## EXERCISE REQUIREMENTS
Collect each line of the records containing the string "icon".

## MATERIALS PROVIDED
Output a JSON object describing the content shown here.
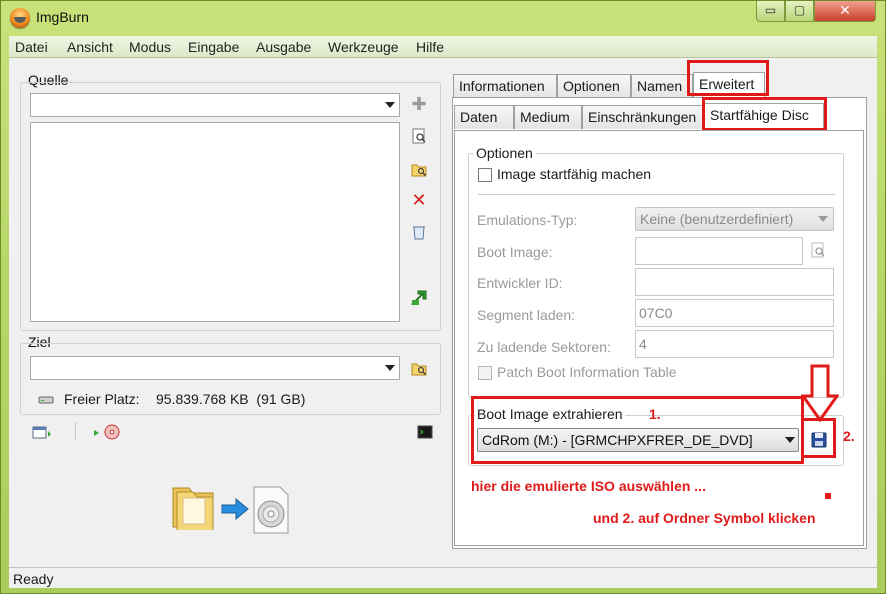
{
  "window": {
    "title": "ImgBurn",
    "controls": {
      "minimize": "▭",
      "maximize": "▢",
      "close": "✕"
    }
  },
  "menu": [
    "Datei",
    "Ansicht",
    "Modus",
    "Eingabe",
    "Ausgabe",
    "Werkzeuge",
    "Hilfe"
  ],
  "source": {
    "label": "Quelle",
    "combo_value": "",
    "list_items": []
  },
  "destination": {
    "label": "Ziel",
    "combo_value": "",
    "free_space_label": "Freier Platz:",
    "free_space_value": "95.839.768 KB  (91 GB)"
  },
  "main_tabs": [
    "Informationen",
    "Optionen",
    "Namen",
    "Erweitert"
  ],
  "sub_tabs": [
    "Daten",
    "Medium",
    "Einschränkungen",
    "Startfähige Disc"
  ],
  "options_group": {
    "title": "Optionen",
    "make_bootable_label": "Image startfähig machen",
    "make_bootable_checked": false,
    "emulation_label": "Emulations-Typ:",
    "emulation_value": "Keine (benutzerdefiniert)",
    "boot_image_label": "Boot Image:",
    "boot_image_value": "",
    "developer_id_label": "Entwickler ID:",
    "developer_id_value": "",
    "load_segment_label": "Segment laden:",
    "load_segment_value": "07C0",
    "sectors_label": "Zu ladende Sektoren:",
    "sectors_value": "4",
    "patch_label": "Patch Boot Information Table",
    "patch_checked": false
  },
  "extract_group": {
    "title": "Boot Image extrahieren",
    "drive_value": "CdRom (M:) - [GRMCHPXFRER_DE_DVD]"
  },
  "annotations": {
    "step1": "1.",
    "step2": "2.",
    "hint1": "hier die emulierte ISO auswählen ...",
    "hint2": "und 2. auf Ordner Symbol klicken"
  },
  "status": "Ready",
  "colors": {
    "highlight": "#e01a1a",
    "window_frame": "#b9d86a"
  }
}
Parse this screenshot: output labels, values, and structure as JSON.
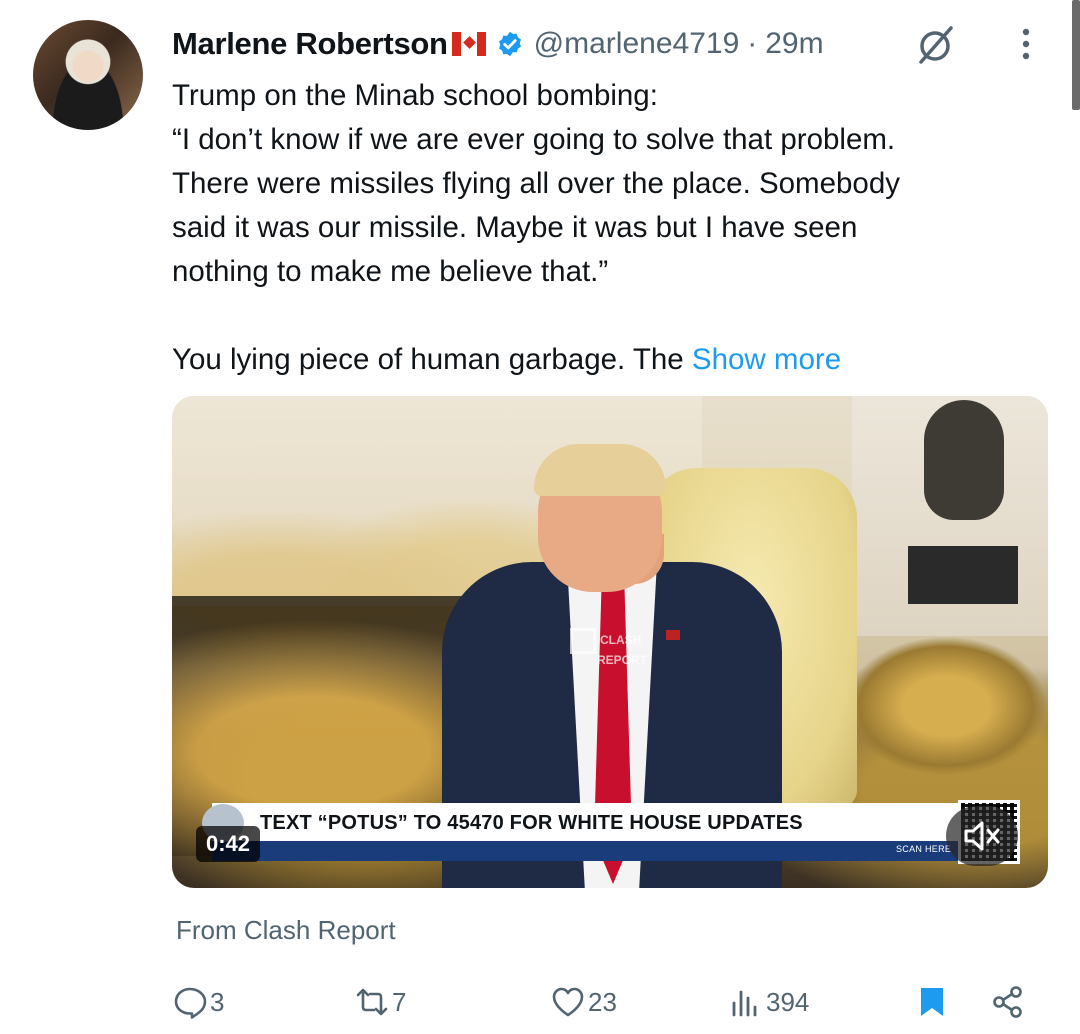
{
  "tweet": {
    "author": {
      "display_name": "Marlene Robertson",
      "flag_icon": "canada-flag-icon",
      "verified_icon": "verified-badge-icon",
      "handle": "@marlene4719",
      "separator": "·",
      "time": "29m"
    },
    "text_lines": [
      "Trump on the Minab school bombing:",
      "“I don’t know if we are ever going to solve that problem.",
      "There were missiles flying all over the place.  Somebody",
      "said it was our missile. Maybe it was but I have seen",
      "nothing to make me believe that.”",
      "",
      "You lying piece of human garbage.  The "
    ],
    "show_more": "Show more",
    "media": {
      "watermark_top": "CLASH",
      "watermark_bottom": "REPORT",
      "banner_text": "TEXT “POTUS” TO 45470 FOR WHITE HOUSE UPDATES",
      "scan_here": "SCAN HERE",
      "duration": "0:42"
    },
    "source": "From Clash Report",
    "actions": {
      "replies": "3",
      "reposts": "7",
      "likes": "23",
      "views": "394"
    }
  },
  "colors": {
    "accent": "#1d9bf0",
    "secondary_text": "#536471",
    "primary_text": "#0f1419",
    "bookmark_active": "#1d9bf0"
  }
}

## ANSWER FOR THE TASK
      "flag_icon": "canada-flag-icon",
      "verified_icon": "verified-badge-icon",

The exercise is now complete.